## Source text

At the outset the Buddha cautioned them to avoid the two extremes. His actual words were, "There are two extremes (anta) which should not be resorted to by a renunciant or ascetic (pabbajitena)." Special emphasis was laid on the two terms anta, which means end or extreme and pabbajita, which means one who has renounced the world.

One extreme, in the Buddha's words, was the constant attachment to sensual pleasures (kama-sukha-llikanu-yoga). The Buddha described this extreme as base, vulgar, worldly, ignoble, and profitless.

This should not be misconstrued to mean that the Buddha expected all of his disciples and lay followers to give up material pleasures and retire to forest hermitages renouncing enjoyment of this life mired in the Sensual Realm (Kama Loka). The Buddha was not so narrow minded.
 
Whatever a deluded sensualist may feel about it, to a dispassionate person the enjoyment of sensual pleasures is distinctly short-lived, never satisfying (permanently satiating), but instead results in unpleasant reactions.

Speaking of worldly happiness, the Buddha says that the acquisition of wealth and the enjoyment of possessions are two sources of pleasure for a layperson. An understanding renunciate would not, however, seek delight in the pursuit of these fleeting pleasures. To the surprise of the average person, one might shun them. What constitutes "pleasure" to the former type of person is a source of alarm to the latter type for whom renunciation (letting go of clinging to objects even if such objects are still present in one's life) alone is pleasure.

The other extreme is the constant addiction to self-mortification (atta-kilamathanu-yoga). 
 
Commenting on this extreme, which is not practiced by the average person, the Buddha remarks that it is painful, ignoble, and profitless. Unlike the first extreme this is not described as base, worldly, and vulgar. The selection of these three terms is very striking. As a rule it is the sincere recluse who has renounced his attachment to sensual pleasures that resorts to this painful method, mainly with the object of gaining his deliverance from the ills of life. The Buddha, who has had painful experience of this profitless course, describes it as useless. It only multiplies suffering instead of diminishing it.

The buddhas (supremely enlightened teachers) and arhats (fully enlightened followers) are described as ariyas meaning "nobles." An-ariya (ignoble) may therefore be construed as not characteristic of the Buddha and arhats, who are free from passions. Attha means the ultimate good, which for Buddhists is nirvana, which is complete liberation from all suffering.

Therefore, an-atthasamhita may be construed as "not conducive to the ultimate good."

The Sutra
Gandhara Buddhist sutras (gardendigest.com)
The Buddha first clears the issues and removes the false notions of his hearers. When their troubled hearts/minds become pliable and receptive, he relates his personal experience with regard to these two extremes.

The Buddha says that he, realizing the error of both extremes, rediscovered the Middle Path (Majjhima Patipada). This new way was rediscovered rather than learned from a teacher. To persuade his hearers to heed this path, he spoke of its various blessings. Unlike the two diametrically opposite extremes, this path produces spiritual insight, emotional compassion, intellectual wisdom, and gives rise to seeing things as they truly are. When insight is clarified, and the heart is in the right place, and when intellect (right view) is sharpened, everything is a seen in its proper perspective.

## Entries supplied
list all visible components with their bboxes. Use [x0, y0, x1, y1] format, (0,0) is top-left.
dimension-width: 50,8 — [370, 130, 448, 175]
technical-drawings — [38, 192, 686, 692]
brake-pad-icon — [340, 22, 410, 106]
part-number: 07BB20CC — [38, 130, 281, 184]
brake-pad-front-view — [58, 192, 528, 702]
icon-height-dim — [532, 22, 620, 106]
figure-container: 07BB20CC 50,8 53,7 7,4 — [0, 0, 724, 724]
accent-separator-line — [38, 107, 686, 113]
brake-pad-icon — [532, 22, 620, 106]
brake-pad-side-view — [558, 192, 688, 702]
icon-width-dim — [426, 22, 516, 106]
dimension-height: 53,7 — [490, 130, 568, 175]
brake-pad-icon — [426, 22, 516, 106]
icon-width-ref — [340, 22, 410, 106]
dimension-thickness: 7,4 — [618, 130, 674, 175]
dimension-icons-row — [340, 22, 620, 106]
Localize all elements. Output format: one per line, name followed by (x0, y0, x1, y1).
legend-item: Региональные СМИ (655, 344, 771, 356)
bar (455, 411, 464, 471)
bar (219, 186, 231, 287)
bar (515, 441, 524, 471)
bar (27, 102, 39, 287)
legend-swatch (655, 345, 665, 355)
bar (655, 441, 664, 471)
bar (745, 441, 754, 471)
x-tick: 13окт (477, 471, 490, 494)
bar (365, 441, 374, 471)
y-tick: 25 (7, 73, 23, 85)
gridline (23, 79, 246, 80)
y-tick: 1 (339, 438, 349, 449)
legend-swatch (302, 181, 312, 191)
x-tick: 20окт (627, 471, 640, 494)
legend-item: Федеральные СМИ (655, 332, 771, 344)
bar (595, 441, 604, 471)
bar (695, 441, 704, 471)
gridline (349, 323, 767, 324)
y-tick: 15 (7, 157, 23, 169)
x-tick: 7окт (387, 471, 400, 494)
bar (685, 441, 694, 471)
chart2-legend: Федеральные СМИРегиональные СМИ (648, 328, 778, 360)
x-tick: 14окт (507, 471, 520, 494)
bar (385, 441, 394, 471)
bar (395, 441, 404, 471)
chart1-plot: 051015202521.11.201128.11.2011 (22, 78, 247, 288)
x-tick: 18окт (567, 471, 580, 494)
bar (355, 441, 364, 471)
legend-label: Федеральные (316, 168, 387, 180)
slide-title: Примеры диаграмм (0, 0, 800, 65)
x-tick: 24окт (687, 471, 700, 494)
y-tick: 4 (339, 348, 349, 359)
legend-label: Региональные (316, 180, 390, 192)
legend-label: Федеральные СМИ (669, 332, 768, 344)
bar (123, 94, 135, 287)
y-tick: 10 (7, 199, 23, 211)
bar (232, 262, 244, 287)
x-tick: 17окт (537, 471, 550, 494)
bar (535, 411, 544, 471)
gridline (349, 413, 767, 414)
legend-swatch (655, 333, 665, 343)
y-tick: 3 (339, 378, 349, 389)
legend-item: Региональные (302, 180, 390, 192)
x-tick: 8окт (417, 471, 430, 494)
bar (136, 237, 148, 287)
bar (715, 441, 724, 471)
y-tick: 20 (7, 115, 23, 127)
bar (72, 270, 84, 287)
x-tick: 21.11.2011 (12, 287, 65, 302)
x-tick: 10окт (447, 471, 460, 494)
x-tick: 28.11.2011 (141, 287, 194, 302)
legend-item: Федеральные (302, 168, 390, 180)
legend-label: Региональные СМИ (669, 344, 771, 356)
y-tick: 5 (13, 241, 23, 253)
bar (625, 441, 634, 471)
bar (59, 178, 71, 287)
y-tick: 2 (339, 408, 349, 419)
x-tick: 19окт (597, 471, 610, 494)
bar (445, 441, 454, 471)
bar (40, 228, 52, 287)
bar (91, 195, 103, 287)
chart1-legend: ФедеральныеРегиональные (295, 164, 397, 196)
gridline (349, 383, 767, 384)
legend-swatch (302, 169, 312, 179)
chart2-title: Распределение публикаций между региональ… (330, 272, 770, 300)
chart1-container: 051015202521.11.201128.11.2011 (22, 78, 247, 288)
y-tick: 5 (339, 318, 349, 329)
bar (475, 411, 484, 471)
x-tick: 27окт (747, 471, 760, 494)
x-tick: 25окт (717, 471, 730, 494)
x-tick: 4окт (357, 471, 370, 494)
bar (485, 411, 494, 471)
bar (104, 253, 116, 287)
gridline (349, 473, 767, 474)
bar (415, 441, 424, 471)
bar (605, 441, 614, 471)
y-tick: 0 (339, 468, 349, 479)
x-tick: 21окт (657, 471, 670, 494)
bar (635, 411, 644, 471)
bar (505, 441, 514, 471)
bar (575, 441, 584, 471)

## Work to complete
Answer these questions from the passage on the two extremes, one per line:
(a) What five words did the Buddha use to describe constant attachment to sensual pleasures?
(b) What does the term pabbajita mean?
(c) What is the name of the path the Buddha says he rediscovered?

## Exercise response
(a) Base, vulgar, worldly, ignoble, and profitless.
(b) One who has renounced the world.
(c) The Middle Path (Majjhima Patipada).